■ REQUIREMENT
Below is a listing; write it out exactly and drop any images from it.

Saved data entries:

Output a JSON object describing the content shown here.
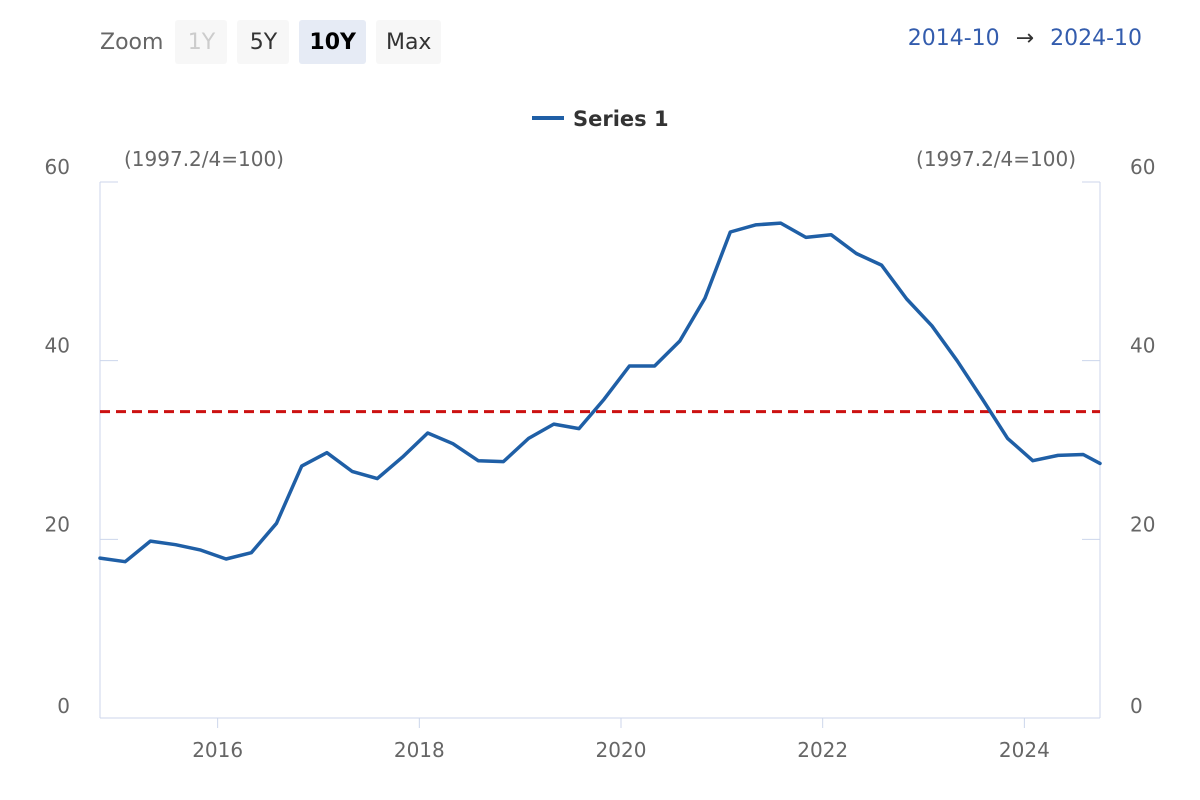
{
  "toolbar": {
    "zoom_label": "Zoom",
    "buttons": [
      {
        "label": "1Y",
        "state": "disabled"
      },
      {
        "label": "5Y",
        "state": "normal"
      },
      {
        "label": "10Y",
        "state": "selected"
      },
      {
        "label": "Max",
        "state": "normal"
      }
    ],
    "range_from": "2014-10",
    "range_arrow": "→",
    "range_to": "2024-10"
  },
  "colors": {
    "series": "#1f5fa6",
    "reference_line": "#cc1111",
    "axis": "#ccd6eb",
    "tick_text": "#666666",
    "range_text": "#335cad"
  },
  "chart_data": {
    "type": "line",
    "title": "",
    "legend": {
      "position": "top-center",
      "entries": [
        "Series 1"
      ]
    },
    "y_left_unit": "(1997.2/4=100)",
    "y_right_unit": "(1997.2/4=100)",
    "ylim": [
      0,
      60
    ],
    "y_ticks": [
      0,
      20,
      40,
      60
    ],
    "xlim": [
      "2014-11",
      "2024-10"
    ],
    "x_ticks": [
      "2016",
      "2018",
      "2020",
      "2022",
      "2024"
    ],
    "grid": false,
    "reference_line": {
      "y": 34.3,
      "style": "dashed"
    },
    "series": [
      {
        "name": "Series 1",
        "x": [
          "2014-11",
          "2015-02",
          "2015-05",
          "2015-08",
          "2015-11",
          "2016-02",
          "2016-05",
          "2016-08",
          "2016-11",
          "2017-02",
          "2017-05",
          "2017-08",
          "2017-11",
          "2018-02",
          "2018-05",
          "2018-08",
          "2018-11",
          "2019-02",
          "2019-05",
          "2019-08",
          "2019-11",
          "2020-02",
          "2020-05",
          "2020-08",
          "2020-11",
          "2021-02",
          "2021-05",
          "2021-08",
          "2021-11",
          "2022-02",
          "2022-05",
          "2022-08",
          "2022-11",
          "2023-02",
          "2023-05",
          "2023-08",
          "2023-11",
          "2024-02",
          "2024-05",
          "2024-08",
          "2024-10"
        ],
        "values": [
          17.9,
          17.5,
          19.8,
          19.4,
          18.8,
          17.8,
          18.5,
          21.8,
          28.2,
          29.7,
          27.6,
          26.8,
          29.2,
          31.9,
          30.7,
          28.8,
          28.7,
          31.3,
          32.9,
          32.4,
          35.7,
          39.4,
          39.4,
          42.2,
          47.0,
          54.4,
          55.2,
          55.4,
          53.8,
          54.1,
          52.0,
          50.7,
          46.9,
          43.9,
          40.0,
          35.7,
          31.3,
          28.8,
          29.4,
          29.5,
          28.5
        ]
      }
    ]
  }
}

■ COMPLETED TASK
Output a JSON object describing the content shown here.
{
  "toolbar": {
    "zoom_label": "Zoom",
    "buttons": [
      {
        "label": "1Y",
        "state": "disabled"
      },
      {
        "label": "5Y",
        "state": "normal"
      },
      {
        "label": "10Y",
        "state": "selected"
      },
      {
        "label": "Max",
        "state": "normal"
      }
    ],
    "range_from": "2014-10",
    "range_arrow": "→",
    "range_to": "2024-10"
  },
  "colors": {
    "series": "#1f5fa6",
    "reference_line": "#cc1111",
    "axis": "#ccd6eb",
    "tick_text": "#666666",
    "range_text": "#335cad"
  },
  "chart_data": {
    "type": "line",
    "title": "",
    "legend": {
      "position": "top-center",
      "entries": [
        "Series 1"
      ]
    },
    "y_left_unit": "(1997.2/4=100)",
    "y_right_unit": "(1997.2/4=100)",
    "ylim": [
      0,
      60
    ],
    "y_ticks": [
      0,
      20,
      40,
      60
    ],
    "xlim": [
      "2014-11",
      "2024-10"
    ],
    "x_ticks": [
      "2016",
      "2018",
      "2020",
      "2022",
      "2024"
    ],
    "grid": false,
    "reference_line": {
      "y": 34.3,
      "style": "dashed"
    },
    "series": [
      {
        "name": "Series 1",
        "x": [
          "2014-11",
          "2015-02",
          "2015-05",
          "2015-08",
          "2015-11",
          "2016-02",
          "2016-05",
          "2016-08",
          "2016-11",
          "2017-02",
          "2017-05",
          "2017-08",
          "2017-11",
          "2018-02",
          "2018-05",
          "2018-08",
          "2018-11",
          "2019-02",
          "2019-05",
          "2019-08",
          "2019-11",
          "2020-02",
          "2020-05",
          "2020-08",
          "2020-11",
          "2021-02",
          "2021-05",
          "2021-08",
          "2021-11",
          "2022-02",
          "2022-05",
          "2022-08",
          "2022-11",
          "2023-02",
          "2023-05",
          "2023-08",
          "2023-11",
          "2024-02",
          "2024-05",
          "2024-08",
          "2024-10"
        ],
        "values": [
          17.9,
          17.5,
          19.8,
          19.4,
          18.8,
          17.8,
          18.5,
          21.8,
          28.2,
          29.7,
          27.6,
          26.8,
          29.2,
          31.9,
          30.7,
          28.8,
          28.7,
          31.3,
          32.9,
          32.4,
          35.7,
          39.4,
          39.4,
          42.2,
          47.0,
          54.4,
          55.2,
          55.4,
          53.8,
          54.1,
          52.0,
          50.7,
          46.9,
          43.9,
          40.0,
          35.7,
          31.3,
          28.8,
          29.4,
          29.5,
          28.5
        ]
      }
    ]
  }
}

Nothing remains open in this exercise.